Aim:
Restate the entire listing word for word.

Data supplied:
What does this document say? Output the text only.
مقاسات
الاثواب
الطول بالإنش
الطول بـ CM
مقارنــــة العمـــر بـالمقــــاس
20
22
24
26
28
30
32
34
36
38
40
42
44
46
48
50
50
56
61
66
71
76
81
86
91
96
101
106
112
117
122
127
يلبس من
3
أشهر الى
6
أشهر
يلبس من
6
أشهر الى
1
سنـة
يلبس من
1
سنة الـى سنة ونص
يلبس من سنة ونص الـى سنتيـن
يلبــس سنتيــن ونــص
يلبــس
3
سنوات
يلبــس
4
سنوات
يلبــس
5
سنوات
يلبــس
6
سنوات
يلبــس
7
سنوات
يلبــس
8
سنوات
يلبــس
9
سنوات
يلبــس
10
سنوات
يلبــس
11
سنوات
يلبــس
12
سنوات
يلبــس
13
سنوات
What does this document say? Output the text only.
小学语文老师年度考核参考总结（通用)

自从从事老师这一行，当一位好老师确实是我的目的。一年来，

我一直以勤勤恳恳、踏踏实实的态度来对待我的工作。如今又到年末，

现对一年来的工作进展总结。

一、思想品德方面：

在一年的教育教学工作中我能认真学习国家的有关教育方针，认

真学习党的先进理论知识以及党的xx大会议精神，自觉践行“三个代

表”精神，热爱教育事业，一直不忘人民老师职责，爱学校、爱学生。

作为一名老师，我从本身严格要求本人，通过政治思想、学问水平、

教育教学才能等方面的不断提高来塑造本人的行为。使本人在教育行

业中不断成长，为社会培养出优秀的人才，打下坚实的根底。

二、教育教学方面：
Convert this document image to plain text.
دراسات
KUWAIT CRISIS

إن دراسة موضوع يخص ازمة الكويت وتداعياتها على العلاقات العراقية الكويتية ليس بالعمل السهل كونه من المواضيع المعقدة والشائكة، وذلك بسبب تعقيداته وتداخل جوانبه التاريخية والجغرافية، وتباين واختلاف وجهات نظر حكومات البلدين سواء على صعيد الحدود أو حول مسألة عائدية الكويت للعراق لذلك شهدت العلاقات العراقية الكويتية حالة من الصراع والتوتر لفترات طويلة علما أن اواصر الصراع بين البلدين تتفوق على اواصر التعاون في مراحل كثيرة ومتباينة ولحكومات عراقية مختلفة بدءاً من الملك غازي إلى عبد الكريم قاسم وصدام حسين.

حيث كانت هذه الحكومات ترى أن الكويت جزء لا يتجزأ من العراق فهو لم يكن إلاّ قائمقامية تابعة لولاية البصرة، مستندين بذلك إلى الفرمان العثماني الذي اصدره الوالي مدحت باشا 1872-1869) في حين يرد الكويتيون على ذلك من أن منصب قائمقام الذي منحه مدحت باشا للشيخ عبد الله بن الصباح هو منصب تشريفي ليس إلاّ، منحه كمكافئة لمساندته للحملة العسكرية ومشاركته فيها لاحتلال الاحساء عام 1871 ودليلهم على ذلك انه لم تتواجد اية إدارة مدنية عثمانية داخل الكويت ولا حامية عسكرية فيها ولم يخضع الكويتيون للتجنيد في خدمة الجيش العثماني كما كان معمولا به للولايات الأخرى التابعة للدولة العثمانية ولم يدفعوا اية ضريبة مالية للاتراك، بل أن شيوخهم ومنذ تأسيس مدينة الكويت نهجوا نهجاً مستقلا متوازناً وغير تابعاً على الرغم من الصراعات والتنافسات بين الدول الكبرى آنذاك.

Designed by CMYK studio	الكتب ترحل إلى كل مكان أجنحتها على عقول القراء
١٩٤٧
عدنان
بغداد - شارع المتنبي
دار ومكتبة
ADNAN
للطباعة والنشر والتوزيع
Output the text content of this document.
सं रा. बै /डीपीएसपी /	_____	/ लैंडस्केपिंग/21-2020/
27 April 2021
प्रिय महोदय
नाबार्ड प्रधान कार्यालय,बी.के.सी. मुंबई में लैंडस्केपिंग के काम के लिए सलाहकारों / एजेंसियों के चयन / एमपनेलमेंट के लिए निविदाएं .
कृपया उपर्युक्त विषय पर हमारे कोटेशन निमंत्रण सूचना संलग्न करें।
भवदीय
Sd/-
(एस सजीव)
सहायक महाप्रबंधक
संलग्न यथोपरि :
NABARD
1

Task response:
What does this document say? Output the text only.
مقاسات
الاثواب
الطول بالإنش
الطول بـ CM
مقارنــــة العمـــر بـالمقــــاس
20
22
24
26
28
30
32
34
36
38
40
42
44
46
48
50
50
56
61
66
71
76
81
86
91
96
101
106
112
117
122
127
يلبس من
3
أشهر الى
6
أشهر
يلبس من
6
أشهر الى
1
سنـة
يلبس من
1
سنة الـى سنة ونص
يلبس من سنة ونص الـى سنتيـن
يلبــس سنتيــن ونــص
يلبــس
3
سنوات
يلبــس
4
سنوات
يلبــس
5
سنوات
يلبــس
6
سنوات
يلبــس
7
سنوات
يلبــس
8
سنوات
يلبــس
9
سنوات
يلبــس
10
سنوات
يلبــس
11
سنوات
يلبــس
12
سنوات
يلبــس
13
سنوات
What does this document say? Output the text only.
小学语文老师年度考核参考总结（通用)

自从从事老师这一行，当一位好老师确实是我的目的。一年来，

我一直以勤勤恳恳、踏踏实实的态度来对待我的工作。如今又到年末，

现对一年来的工作进展总结。

一、思想品德方面：

在一年的教育教学工作中我能认真学习国家的有关教育方针，认

真学习党的先进理论知识以及党的xx大会议精神，自觉践行“三个代

表”精神，热爱教育事业，一直不忘人民老师职责，爱学校、爱学生。

作为一名老师，我从本身严格要求本人，通过政治思想、学问水平、

教育教学才能等方面的不断提高来塑造本人的行为。使本人在教育行

业中不断成长，为社会培养出优秀的人才，打下坚实的根底。

二、教育教学方面：
Convert this document image to plain text.
دراسات
KUWAIT CRISIS

إن دراسة موضوع يخص ازمة الكويت وتداعياتها على العلاقات العراقية الكويتية ليس بالعمل السهل كونه من المواضيع المعقدة والشائكة، وذلك بسبب تعقيداته وتداخل جوانبه التاريخية والجغرافية، وتباين واختلاف وجهات نظر حكومات البلدين سواء على صعيد الحدود أو حول مسألة عائدية الكويت للعراق لذلك شهدت العلاقات العراقية الكويتية حالة من الصراع والتوتر لفترات طويلة علما أن اواصر الصراع بين البلدين تتفوق على اواصر التعاون في مراحل كثيرة ومتباينة ولحكومات عراقية مختلفة بدءاً من الملك غازي إلى عبد الكريم قاسم وصدام حسين.

حيث كانت هذه الحكومات ترى أن الكويت جزء لا يتجزأ من العراق فهو لم يكن إلاّ قائمقامية تابعة لولاية البصرة، مستندين بذلك إلى الفرمان العثماني الذي اصدره الوالي مدحت باشا 1872-1869) في حين يرد الكويتيون على ذلك من أن منصب قائمقام الذي منحه مدحت باشا للشيخ عبد الله بن الصباح هو منصب تشريفي ليس إلاّ، منحه كمكافئة لمساندته للحملة العسكرية ومشاركته فيها لاحتلال الاحساء عام 1871 ودليلهم على ذلك انه لم تتواجد اية إدارة مدنية عثمانية داخل الكويت ولا حامية عسكرية فيها ولم يخضع الكويتيون للتجنيد في خدمة الجيش العثماني كما كان معمولا به للولايات الأخرى التابعة للدولة العثمانية ولم يدفعوا اية ضريبة مالية للاتراك، بل أن شيوخهم ومنذ تأسيس مدينة الكويت نهجوا نهجاً مستقلا متوازناً وغير تابعاً على الرغم من الصراعات والتنافسات بين الدول الكبرى آنذاك.

Designed by CMYK studio	الكتب ترحل إلى كل مكان أجنحتها على عقول القراء
١٩٤٧
عدنان
بغداد - شارع المتنبي
دار ومكتبة
ADNAN
للطباعة والنشر والتوزيع
Output the text content of this document.
सं रा. बै /डीपीएसपी /	_____	/ लैंडस्केपिंग/21-2020/
27 April 2021
प्रिय महोदय
नाबार्ड प्रधान कार्यालय,बी.के.सी. मुंबई में लैंडस्केपिंग के काम के लिए सलाहकारों / एजेंसियों के चयन / एमपनेलमेंट के लिए निविदाएं .
कृपया उपर्युक्त विषय पर हमारे कोटेशन निमंत्रण सूचना संलग्न करें।
भवदीय
Sd/-
(एस सजीव)
सहायक महाप्रबंधक
संलग्न यथोपरि :
NABARD
1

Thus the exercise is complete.